**SHORT PROBLEM**
Set down each entry from the block beneath, exactly as written.

** START OF GIVEN RECORDS **

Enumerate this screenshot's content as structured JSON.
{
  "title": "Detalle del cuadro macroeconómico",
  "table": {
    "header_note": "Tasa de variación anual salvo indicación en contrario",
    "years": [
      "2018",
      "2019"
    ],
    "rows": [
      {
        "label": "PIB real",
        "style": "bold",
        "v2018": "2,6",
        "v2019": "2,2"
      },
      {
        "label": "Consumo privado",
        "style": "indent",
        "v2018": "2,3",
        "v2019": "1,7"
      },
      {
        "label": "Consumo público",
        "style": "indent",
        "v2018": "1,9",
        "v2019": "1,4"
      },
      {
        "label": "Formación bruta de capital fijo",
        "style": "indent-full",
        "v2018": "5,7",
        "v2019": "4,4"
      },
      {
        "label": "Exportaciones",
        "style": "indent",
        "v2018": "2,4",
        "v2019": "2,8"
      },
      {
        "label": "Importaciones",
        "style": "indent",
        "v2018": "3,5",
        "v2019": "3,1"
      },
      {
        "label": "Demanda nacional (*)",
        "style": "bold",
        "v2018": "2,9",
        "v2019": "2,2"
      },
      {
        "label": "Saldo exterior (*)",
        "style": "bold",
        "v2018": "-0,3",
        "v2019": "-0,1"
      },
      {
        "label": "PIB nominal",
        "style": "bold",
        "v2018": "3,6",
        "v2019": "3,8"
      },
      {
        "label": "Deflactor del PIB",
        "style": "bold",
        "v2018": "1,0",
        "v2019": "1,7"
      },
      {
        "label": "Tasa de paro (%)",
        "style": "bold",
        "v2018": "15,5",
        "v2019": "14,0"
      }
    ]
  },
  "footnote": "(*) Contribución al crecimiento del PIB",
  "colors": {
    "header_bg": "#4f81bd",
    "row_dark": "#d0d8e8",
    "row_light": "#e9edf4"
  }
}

** END OF GIVEN RECORDS **

**RESULT OF THIS EXERCISE**
Enumerate this screenshot's content as structured JSON.
{
  "title": "Detalle del cuadro macroeconómico",
  "table": {
    "header_note": "Tasa de variación anual salvo indicación en contrario",
    "years": [
      "2018",
      "2019"
    ],
    "rows": [
      {
        "label": "PIB real",
        "style": "bold",
        "v2018": "2,6",
        "v2019": "2,2"
      },
      {
        "label": "Consumo privado",
        "style": "indent",
        "v2018": "2,3",
        "v2019": "1,7"
      },
      {
        "label": "Consumo público",
        "style": "indent",
        "v2018": "1,9",
        "v2019": "1,4"
      },
      {
        "label": "Formación bruta de capital fijo",
        "style": "indent-full",
        "v2018": "5,7",
        "v2019": "4,4"
      },
      {
        "label": "Exportaciones",
        "style": "indent",
        "v2018": "2,4",
        "v2019": "2,8"
      },
      {
        "label": "Importaciones",
        "style": "indent",
        "v2018": "3,5",
        "v2019": "3,1"
      },
      {
        "label": "Demanda nacional (*)",
        "style": "bold",
        "v2018": "2,9",
        "v2019": "2,2"
      },
      {
        "label": "Saldo exterior (*)",
        "style": "bold",
        "v2018": "-0,3",
        "v2019": "-0,1"
      },
      {
        "label": "PIB nominal",
        "style": "bold",
        "v2018": "3,6",
        "v2019": "3,8"
      },
      {
        "label": "Deflactor del PIB",
        "style": "bold",
        "v2018": "1,0",
        "v2019": "1,7"
      },
      {
        "label": "Tasa de paro (%)",
        "style": "bold",
        "v2018": "15,5",
        "v2019": "14,0"
      }
    ]
  },
  "footnote": "(*) Contribución al crecimiento del PIB",
  "colors": {
    "header_bg": "#4f81bd",
    "row_dark": "#d0d8e8",
    "row_light": "#e9edf4"
  }
}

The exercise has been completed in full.